Task prompt
Find the lines with the string "的结构简式如图所示" and return them.

Input for this task
** Start **
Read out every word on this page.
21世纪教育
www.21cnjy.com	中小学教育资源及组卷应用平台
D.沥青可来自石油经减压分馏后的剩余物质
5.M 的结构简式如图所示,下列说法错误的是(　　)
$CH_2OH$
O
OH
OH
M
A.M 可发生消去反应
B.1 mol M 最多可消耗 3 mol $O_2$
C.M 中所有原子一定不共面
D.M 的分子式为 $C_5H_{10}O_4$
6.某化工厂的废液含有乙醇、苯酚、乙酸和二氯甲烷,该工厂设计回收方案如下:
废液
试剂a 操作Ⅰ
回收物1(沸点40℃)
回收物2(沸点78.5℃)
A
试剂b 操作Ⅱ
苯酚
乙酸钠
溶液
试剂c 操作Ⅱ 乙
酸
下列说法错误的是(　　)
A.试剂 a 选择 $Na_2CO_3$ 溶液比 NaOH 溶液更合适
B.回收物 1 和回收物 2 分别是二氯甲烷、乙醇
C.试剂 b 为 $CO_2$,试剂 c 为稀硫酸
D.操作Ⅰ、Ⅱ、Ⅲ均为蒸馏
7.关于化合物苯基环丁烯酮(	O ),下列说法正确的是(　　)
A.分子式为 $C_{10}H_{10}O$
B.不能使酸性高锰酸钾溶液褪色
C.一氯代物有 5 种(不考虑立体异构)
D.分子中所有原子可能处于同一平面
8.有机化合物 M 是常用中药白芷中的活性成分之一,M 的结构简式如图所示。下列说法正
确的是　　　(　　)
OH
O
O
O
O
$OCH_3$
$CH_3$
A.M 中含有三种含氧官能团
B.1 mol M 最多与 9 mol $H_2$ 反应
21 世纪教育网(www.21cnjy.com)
** End **
Correct answer
5.M 的结构简式如图所示,下列说法错误的是(　　)
8.有机化合物 M 是常用中药白芷中的活性成分之一,M 的结构简式如图所示。下列说法正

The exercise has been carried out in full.